- STATED TASK:
Using the records that follow, copy every line containing the word "test".

- Dataset records:
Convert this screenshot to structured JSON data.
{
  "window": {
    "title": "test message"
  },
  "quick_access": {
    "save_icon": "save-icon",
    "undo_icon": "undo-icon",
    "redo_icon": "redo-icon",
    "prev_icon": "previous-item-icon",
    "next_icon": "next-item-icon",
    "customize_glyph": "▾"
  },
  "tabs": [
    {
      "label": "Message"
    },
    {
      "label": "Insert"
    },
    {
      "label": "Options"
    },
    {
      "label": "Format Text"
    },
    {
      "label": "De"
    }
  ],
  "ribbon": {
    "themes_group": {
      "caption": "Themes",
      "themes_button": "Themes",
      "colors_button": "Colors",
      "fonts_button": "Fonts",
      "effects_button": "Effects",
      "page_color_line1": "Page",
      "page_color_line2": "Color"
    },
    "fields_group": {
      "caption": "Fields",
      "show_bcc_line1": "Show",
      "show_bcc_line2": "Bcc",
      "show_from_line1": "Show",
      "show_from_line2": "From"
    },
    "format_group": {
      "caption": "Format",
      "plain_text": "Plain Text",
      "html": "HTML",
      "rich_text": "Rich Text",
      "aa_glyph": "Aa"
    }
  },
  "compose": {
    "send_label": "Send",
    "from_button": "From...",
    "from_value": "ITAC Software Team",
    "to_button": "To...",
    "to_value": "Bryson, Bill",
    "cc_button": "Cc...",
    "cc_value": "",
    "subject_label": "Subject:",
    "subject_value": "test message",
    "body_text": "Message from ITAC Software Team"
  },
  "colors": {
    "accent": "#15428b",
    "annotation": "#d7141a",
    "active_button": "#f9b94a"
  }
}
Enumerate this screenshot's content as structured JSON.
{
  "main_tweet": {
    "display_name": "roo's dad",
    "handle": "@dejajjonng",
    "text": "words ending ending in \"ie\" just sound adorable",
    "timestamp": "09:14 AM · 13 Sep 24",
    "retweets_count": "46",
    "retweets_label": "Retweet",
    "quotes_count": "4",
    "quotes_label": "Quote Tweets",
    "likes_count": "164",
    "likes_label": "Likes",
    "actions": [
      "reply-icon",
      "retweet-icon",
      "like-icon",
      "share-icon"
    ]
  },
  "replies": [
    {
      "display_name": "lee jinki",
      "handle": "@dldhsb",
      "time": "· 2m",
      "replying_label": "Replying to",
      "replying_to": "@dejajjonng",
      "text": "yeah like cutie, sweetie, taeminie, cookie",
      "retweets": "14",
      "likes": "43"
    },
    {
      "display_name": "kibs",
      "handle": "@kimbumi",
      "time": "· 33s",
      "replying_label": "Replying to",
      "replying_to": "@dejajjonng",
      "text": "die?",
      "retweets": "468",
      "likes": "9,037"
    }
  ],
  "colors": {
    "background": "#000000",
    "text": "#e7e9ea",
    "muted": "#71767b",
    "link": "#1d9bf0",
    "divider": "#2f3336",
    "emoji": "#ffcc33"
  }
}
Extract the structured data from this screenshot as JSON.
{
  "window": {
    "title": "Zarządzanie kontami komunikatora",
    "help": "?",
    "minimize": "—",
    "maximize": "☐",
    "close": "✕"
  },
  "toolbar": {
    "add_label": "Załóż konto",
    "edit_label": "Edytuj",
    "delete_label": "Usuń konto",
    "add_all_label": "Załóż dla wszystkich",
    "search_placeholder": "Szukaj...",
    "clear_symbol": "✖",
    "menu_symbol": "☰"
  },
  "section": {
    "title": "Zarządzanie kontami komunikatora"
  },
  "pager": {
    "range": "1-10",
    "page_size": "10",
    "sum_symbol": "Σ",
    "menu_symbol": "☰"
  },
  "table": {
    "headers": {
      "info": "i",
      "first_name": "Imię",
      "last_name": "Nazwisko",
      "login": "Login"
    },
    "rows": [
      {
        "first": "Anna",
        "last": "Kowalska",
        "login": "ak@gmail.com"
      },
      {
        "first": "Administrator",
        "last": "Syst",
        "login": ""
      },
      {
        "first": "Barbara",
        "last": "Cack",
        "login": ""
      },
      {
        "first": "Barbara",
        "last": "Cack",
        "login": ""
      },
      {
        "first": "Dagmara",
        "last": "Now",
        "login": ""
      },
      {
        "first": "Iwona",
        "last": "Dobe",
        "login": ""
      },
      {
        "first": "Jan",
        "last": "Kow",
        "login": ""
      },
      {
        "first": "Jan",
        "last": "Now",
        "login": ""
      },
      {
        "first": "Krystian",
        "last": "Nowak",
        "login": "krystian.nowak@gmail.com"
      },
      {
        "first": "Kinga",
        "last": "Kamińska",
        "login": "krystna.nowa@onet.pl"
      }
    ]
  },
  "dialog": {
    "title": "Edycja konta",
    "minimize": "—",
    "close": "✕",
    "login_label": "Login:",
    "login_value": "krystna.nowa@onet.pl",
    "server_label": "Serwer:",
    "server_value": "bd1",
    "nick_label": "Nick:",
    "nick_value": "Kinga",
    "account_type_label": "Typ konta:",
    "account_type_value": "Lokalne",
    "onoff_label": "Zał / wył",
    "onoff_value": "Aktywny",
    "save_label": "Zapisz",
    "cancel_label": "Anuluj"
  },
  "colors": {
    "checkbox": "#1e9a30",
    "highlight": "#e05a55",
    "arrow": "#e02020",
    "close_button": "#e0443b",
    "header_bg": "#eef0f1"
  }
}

- COMPLETE ANSWER:
    "title": "test message"
    "subject_value": "test message",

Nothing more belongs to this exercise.